### SUPPLIED RECORDS
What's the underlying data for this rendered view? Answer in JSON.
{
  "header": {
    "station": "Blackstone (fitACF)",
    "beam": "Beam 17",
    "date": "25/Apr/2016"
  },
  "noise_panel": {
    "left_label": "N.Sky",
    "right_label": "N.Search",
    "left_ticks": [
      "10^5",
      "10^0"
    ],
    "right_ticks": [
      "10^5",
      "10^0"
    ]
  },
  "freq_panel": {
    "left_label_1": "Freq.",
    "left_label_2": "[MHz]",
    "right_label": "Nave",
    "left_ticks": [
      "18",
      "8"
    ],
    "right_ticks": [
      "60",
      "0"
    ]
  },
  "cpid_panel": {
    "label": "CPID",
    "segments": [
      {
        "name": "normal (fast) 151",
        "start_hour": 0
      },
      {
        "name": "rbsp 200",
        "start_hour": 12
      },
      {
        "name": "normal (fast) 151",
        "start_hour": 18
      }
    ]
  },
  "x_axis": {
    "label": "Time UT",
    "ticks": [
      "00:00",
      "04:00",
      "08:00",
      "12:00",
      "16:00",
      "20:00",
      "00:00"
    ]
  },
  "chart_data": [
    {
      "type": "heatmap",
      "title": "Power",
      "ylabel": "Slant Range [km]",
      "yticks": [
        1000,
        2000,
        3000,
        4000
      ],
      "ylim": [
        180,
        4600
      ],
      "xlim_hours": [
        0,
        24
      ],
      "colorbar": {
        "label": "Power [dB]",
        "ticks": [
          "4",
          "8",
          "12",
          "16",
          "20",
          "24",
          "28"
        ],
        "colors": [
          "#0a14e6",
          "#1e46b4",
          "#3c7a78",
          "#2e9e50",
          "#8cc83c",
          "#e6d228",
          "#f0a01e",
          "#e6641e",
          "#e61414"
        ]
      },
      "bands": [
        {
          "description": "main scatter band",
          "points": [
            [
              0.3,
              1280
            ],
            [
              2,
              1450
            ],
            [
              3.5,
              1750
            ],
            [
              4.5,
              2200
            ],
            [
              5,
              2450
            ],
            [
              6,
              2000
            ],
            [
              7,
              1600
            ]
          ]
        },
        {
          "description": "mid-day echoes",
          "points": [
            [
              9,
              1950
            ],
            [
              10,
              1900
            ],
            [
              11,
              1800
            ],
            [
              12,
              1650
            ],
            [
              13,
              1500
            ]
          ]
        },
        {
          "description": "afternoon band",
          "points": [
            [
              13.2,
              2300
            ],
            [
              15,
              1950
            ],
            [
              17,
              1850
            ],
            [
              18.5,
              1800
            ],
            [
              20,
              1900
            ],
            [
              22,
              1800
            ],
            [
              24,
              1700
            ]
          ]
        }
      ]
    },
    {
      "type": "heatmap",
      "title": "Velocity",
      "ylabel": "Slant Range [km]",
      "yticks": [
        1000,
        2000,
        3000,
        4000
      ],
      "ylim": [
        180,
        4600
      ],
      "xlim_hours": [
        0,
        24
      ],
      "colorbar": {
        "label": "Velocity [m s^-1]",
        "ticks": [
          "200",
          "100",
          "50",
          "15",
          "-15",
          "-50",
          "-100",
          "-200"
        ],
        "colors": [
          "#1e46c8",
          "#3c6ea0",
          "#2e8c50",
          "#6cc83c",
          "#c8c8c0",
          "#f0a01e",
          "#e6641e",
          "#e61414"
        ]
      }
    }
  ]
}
######
▶ [GIVEN PROBLEM]: Look through the data above. Find each line with the string "description" and copy it.

▶ [WRITTEN RESPONSE]:
          "description": "main scatter band",
          "description": "mid-day echoes",
          "description": "afternoon band",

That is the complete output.